**DATA TO PROCESS**
BEGIN

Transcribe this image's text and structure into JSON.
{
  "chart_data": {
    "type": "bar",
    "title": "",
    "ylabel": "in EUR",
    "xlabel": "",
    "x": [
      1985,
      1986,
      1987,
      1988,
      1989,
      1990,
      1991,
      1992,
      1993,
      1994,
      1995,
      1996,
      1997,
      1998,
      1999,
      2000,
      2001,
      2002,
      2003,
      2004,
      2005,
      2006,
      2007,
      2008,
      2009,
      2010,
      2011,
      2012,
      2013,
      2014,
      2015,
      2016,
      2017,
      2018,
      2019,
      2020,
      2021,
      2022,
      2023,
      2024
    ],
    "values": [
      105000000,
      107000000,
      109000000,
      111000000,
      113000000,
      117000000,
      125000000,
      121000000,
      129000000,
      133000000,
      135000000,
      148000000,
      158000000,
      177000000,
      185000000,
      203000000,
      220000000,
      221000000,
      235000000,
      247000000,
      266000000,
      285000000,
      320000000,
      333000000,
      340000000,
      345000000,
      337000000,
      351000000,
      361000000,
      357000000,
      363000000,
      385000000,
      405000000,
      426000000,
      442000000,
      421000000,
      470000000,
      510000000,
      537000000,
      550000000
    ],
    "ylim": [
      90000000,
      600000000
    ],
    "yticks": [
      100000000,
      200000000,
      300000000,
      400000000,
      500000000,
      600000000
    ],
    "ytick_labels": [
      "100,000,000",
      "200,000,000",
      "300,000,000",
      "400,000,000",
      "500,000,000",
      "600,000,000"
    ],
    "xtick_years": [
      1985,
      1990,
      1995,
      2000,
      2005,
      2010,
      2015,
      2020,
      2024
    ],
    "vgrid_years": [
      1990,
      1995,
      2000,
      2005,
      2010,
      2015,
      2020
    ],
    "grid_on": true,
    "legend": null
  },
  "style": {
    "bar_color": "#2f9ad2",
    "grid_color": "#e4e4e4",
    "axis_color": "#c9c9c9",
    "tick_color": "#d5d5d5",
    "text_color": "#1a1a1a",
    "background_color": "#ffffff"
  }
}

END

**GIVEN INSTRUCTION**
Output all preceding records character for character.

**RESULT OF THE EXERCISE**
Transcribe this image's text and structure into JSON.
{
  "chart_data": {
    "type": "bar",
    "title": "",
    "ylabel": "in EUR",
    "xlabel": "",
    "x": [
      1985,
      1986,
      1987,
      1988,
      1989,
      1990,
      1991,
      1992,
      1993,
      1994,
      1995,
      1996,
      1997,
      1998,
      1999,
      2000,
      2001,
      2002,
      2003,
      2004,
      2005,
      2006,
      2007,
      2008,
      2009,
      2010,
      2011,
      2012,
      2013,
      2014,
      2015,
      2016,
      2017,
      2018,
      2019,
      2020,
      2021,
      2022,
      2023,
      2024
    ],
    "values": [
      105000000,
      107000000,
      109000000,
      111000000,
      113000000,
      117000000,
      125000000,
      121000000,
      129000000,
      133000000,
      135000000,
      148000000,
      158000000,
      177000000,
      185000000,
      203000000,
      220000000,
      221000000,
      235000000,
      247000000,
      266000000,
      285000000,
      320000000,
      333000000,
      340000000,
      345000000,
      337000000,
      351000000,
      361000000,
      357000000,
      363000000,
      385000000,
      405000000,
      426000000,
      442000000,
      421000000,
      470000000,
      510000000,
      537000000,
      550000000
    ],
    "ylim": [
      90000000,
      600000000
    ],
    "yticks": [
      100000000,
      200000000,
      300000000,
      400000000,
      500000000,
      600000000
    ],
    "ytick_labels": [
      "100,000,000",
      "200,000,000",
      "300,000,000",
      "400,000,000",
      "500,000,000",
      "600,000,000"
    ],
    "xtick_years": [
      1985,
      1990,
      1995,
      2000,
      2005,
      2010,
      2015,
      2020,
      2024
    ],
    "vgrid_years": [
      1990,
      1995,
      2000,
      2005,
      2010,
      2015,
      2020
    ],
    "grid_on": true,
    "legend": null
  },
  "style": {
    "bar_color": "#2f9ad2",
    "grid_color": "#e4e4e4",
    "axis_color": "#c9c9c9",
    "tick_color": "#d5d5d5",
    "text_color": "#1a1a1a",
    "background_color": "#ffffff"
  }
}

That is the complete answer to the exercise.